EXERCISE INSTRUCTIONS: Copy out all lines of the records in which the word "folders" appears.
-- ENTRIES start --
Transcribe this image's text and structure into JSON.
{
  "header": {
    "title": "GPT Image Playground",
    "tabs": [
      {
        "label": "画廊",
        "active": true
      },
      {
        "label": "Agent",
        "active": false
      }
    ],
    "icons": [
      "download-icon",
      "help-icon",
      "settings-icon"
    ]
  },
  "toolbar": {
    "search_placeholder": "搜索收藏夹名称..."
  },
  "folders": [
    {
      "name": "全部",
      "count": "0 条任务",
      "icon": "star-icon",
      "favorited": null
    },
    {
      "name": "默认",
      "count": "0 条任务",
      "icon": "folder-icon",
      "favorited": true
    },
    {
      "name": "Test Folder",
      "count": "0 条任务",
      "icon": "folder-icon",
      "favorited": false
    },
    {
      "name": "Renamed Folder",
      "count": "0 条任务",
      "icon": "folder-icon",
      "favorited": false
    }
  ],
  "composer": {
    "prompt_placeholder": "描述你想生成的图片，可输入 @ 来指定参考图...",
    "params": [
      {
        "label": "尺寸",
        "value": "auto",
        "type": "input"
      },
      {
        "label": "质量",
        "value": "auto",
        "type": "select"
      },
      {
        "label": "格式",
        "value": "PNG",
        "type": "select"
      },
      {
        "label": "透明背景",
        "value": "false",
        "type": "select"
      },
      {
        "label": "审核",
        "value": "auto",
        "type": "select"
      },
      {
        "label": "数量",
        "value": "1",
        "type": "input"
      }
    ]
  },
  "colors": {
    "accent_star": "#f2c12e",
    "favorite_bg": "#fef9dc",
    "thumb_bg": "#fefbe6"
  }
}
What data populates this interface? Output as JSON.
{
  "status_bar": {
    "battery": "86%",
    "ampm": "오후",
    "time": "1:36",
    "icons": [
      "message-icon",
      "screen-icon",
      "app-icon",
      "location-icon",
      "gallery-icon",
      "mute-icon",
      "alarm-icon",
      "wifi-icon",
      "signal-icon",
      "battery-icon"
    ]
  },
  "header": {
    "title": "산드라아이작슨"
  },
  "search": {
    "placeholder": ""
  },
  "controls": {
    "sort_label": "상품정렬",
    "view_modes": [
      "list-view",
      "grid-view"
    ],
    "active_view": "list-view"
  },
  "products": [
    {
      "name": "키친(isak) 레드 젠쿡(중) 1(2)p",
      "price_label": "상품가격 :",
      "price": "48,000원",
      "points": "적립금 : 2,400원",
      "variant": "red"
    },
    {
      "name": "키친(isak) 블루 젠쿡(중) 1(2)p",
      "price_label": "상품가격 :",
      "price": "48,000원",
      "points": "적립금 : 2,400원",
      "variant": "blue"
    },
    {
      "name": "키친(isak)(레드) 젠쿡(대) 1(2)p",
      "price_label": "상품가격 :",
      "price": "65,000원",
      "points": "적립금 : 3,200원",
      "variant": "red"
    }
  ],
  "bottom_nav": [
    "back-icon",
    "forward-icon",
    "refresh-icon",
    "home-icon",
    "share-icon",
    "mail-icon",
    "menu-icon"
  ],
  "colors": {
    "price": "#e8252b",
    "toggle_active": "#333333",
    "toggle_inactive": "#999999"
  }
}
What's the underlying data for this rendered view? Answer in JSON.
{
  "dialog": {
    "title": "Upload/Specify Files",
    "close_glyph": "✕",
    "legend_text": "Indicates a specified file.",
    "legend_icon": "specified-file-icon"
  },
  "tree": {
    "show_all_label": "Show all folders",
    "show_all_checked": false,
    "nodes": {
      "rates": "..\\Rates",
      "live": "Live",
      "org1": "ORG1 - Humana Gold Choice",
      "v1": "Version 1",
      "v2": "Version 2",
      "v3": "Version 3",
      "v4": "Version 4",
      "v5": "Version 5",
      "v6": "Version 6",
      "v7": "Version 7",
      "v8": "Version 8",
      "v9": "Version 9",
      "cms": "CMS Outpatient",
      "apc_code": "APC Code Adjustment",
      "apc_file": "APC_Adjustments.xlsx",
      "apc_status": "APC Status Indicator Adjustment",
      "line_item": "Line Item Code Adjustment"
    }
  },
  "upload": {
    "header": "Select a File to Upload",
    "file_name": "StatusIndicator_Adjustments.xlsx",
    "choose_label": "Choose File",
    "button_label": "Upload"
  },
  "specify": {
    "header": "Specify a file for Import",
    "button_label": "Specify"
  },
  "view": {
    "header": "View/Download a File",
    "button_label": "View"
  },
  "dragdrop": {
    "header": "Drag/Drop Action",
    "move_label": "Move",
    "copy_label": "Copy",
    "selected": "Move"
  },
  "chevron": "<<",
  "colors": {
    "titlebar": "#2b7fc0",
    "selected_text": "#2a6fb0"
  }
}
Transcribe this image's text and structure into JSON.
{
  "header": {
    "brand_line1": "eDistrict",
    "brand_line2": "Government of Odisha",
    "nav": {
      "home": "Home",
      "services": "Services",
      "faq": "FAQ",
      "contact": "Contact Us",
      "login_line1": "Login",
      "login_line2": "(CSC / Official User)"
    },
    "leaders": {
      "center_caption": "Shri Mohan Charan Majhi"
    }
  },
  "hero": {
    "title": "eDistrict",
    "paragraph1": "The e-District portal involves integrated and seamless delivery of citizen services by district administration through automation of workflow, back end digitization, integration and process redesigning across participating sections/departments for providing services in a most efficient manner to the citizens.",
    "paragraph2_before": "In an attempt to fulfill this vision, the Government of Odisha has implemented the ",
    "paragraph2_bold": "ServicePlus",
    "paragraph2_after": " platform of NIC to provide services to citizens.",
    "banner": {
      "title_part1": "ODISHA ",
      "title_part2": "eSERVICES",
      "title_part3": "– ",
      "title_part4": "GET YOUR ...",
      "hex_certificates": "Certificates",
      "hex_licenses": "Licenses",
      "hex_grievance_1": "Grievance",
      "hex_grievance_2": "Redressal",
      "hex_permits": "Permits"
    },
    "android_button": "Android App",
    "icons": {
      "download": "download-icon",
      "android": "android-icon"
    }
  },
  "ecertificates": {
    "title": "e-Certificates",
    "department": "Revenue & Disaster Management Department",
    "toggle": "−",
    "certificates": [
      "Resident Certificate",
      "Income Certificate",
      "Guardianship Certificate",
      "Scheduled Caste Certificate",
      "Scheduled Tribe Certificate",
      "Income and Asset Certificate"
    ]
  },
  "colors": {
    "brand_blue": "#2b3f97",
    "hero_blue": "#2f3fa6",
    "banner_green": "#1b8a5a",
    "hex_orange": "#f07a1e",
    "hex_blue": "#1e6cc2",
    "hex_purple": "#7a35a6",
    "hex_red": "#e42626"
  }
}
-- ENTRIES end --
FULL ANSWER:
  "folders": [
    "show_all_label": "Show all folders",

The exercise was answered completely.